## [DATA FOR THIS TASK]
★ ★ ★ ★
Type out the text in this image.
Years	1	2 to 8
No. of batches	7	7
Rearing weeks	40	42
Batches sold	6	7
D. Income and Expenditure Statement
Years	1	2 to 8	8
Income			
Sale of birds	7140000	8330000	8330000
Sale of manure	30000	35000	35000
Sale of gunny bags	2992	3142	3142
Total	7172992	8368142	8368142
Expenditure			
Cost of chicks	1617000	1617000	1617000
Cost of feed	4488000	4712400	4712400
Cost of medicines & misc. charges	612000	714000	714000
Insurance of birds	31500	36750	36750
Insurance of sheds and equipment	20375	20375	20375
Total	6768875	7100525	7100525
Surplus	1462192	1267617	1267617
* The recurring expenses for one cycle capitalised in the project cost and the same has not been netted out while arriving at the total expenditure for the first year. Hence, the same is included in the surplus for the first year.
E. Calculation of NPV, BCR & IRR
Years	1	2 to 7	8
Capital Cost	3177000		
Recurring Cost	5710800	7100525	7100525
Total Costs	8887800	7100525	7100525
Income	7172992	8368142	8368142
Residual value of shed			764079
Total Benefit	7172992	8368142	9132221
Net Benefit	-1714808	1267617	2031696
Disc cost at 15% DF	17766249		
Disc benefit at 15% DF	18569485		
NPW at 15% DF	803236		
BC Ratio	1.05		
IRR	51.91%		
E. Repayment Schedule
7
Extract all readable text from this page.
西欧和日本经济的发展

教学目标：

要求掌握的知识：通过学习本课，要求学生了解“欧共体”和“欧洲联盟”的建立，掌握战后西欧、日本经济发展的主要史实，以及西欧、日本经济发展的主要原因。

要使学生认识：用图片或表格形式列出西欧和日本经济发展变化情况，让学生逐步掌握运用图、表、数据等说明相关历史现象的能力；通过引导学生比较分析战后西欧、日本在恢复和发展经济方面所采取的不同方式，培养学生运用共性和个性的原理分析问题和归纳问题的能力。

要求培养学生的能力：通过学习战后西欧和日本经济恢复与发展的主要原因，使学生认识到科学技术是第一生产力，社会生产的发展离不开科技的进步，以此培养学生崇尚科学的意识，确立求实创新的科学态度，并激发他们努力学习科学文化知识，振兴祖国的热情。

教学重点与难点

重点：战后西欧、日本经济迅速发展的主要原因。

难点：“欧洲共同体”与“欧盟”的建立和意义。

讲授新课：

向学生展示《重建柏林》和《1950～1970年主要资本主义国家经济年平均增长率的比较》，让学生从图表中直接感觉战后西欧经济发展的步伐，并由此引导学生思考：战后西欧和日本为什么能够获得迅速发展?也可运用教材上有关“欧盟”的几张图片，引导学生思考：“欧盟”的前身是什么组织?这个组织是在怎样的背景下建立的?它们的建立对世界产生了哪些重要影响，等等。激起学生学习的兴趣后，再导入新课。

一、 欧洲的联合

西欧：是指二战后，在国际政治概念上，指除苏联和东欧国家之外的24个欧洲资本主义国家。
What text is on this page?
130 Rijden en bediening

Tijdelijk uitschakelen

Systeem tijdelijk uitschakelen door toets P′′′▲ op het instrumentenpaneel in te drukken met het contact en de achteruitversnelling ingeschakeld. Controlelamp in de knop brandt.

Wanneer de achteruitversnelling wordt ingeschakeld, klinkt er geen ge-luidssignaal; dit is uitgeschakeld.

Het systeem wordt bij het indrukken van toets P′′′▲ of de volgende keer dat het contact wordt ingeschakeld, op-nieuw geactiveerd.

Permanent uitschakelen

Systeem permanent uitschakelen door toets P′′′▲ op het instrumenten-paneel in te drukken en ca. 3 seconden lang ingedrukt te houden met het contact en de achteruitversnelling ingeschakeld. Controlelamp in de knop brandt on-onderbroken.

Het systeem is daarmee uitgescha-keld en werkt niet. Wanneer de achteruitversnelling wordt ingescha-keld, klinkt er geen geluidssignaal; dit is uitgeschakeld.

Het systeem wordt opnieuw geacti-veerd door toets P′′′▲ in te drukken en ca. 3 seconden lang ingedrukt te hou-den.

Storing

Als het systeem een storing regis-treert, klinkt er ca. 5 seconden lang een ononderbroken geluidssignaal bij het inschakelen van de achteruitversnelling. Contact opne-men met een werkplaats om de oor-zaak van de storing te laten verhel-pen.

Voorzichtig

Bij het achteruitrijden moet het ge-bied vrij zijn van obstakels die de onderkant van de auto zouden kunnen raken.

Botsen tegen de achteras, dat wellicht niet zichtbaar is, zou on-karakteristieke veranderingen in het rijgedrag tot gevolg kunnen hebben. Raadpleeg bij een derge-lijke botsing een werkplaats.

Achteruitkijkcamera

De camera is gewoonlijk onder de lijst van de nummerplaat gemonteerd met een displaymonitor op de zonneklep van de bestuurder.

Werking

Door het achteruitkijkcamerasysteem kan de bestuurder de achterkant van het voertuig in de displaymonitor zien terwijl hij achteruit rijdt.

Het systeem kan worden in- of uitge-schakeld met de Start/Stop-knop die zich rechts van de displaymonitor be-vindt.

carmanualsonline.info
★ ★ ★ ★
## [INSTRUCTIONS FOR THE TASK]
Reproduce the material verbatim, line by line.

## [FINISHED TASK]
Type out the text in this image.
Years	1	2 to 8
No. of batches	7	7
Rearing weeks	40	42
Batches sold	6	7
D. Income and Expenditure Statement
Years	1	2 to 8	8
Income			
Sale of birds	7140000	8330000	8330000
Sale of manure	30000	35000	35000
Sale of gunny bags	2992	3142	3142
Total	7172992	8368142	8368142
Expenditure			
Cost of chicks	1617000	1617000	1617000
Cost of feed	4488000	4712400	4712400
Cost of medicines & misc. charges	612000	714000	714000
Insurance of birds	31500	36750	36750
Insurance of sheds and equipment	20375	20375	20375
Total	6768875	7100525	7100525
Surplus	1462192	1267617	1267617
* The recurring expenses for one cycle capitalised in the project cost and the same has not been netted out while arriving at the total expenditure for the first year. Hence, the same is included in the surplus for the first year.
E. Calculation of NPV, BCR & IRR
Years	1	2 to 7	8
Capital Cost	3177000		
Recurring Cost	5710800	7100525	7100525
Total Costs	8887800	7100525	7100525
Income	7172992	8368142	8368142
Residual value of shed			764079
Total Benefit	7172992	8368142	9132221
Net Benefit	-1714808	1267617	2031696
Disc cost at 15% DF	17766249		
Disc benefit at 15% DF	18569485		
NPW at 15% DF	803236		
BC Ratio	1.05		
IRR	51.91%		
E. Repayment Schedule
7
Extract all readable text from this page.
西欧和日本经济的发展

教学目标：

要求掌握的知识：通过学习本课，要求学生了解“欧共体”和“欧洲联盟”的建立，掌握战后西欧、日本经济发展的主要史实，以及西欧、日本经济发展的主要原因。

要使学生认识：用图片或表格形式列出西欧和日本经济发展变化情况，让学生逐步掌握运用图、表、数据等说明相关历史现象的能力；通过引导学生比较分析战后西欧、日本在恢复和发展经济方面所采取的不同方式，培养学生运用共性和个性的原理分析问题和归纳问题的能力。

要求培养学生的能力：通过学习战后西欧和日本经济恢复与发展的主要原因，使学生认识到科学技术是第一生产力，社会生产的发展离不开科技的进步，以此培养学生崇尚科学的意识，确立求实创新的科学态度，并激发他们努力学习科学文化知识，振兴祖国的热情。

教学重点与难点

重点：战后西欧、日本经济迅速发展的主要原因。

难点：“欧洲共同体”与“欧盟”的建立和意义。

讲授新课：

向学生展示《重建柏林》和《1950～1970年主要资本主义国家经济年平均增长率的比较》，让学生从图表中直接感觉战后西欧经济发展的步伐，并由此引导学生思考：战后西欧和日本为什么能够获得迅速发展?也可运用教材上有关“欧盟”的几张图片，引导学生思考：“欧盟”的前身是什么组织?这个组织是在怎样的背景下建立的?它们的建立对世界产生了哪些重要影响，等等。激起学生学习的兴趣后，再导入新课。

一、 欧洲的联合

西欧：是指二战后，在国际政治概念上，指除苏联和东欧国家之外的24个欧洲资本主义国家。
What text is on this page?
130 Rijden en bediening

Tijdelijk uitschakelen

Systeem tijdelijk uitschakelen door toets P′′′▲ op het instrumentenpaneel in te drukken met het contact en de achteruitversnelling ingeschakeld. Controlelamp in de knop brandt.

Wanneer de achteruitversnelling wordt ingeschakeld, klinkt er geen ge-luidssignaal; dit is uitgeschakeld.

Het systeem wordt bij het indrukken van toets P′′′▲ of de volgende keer dat het contact wordt ingeschakeld, op-nieuw geactiveerd.

Permanent uitschakelen

Systeem permanent uitschakelen door toets P′′′▲ op het instrumenten-paneel in te drukken en ca. 3 seconden lang ingedrukt te houden met het contact en de achteruitversnelling ingeschakeld. Controlelamp in de knop brandt on-onderbroken.

Het systeem is daarmee uitgescha-keld en werkt niet. Wanneer de achteruitversnelling wordt ingescha-keld, klinkt er geen geluidssignaal; dit is uitgeschakeld.

Het systeem wordt opnieuw geacti-veerd door toets P′′′▲ in te drukken en ca. 3 seconden lang ingedrukt te hou-den.

Storing

Als het systeem een storing regis-treert, klinkt er ca. 5 seconden lang een ononderbroken geluidssignaal bij het inschakelen van de achteruitversnelling. Contact opne-men met een werkplaats om de oor-zaak van de storing te laten verhel-pen.

Voorzichtig

Bij het achteruitrijden moet het ge-bied vrij zijn van obstakels die de onderkant van de auto zouden kunnen raken.

Botsen tegen de achteras, dat wellicht niet zichtbaar is, zou on-karakteristieke veranderingen in het rijgedrag tot gevolg kunnen hebben. Raadpleeg bij een derge-lijke botsing een werkplaats.

Achteruitkijkcamera

De camera is gewoonlijk onder de lijst van de nummerplaat gemonteerd met een displaymonitor op de zonneklep van de bestuurder.

Werking

Door het achteruitkijkcamerasysteem kan de bestuurder de achterkant van het voertuig in de displaymonitor zien terwijl hij achteruit rijdt.

Het systeem kan worden in- of uitge-schakeld met de Start/Stop-knop die zich rechts van de displaymonitor be-vindt.

carmanualsonline.info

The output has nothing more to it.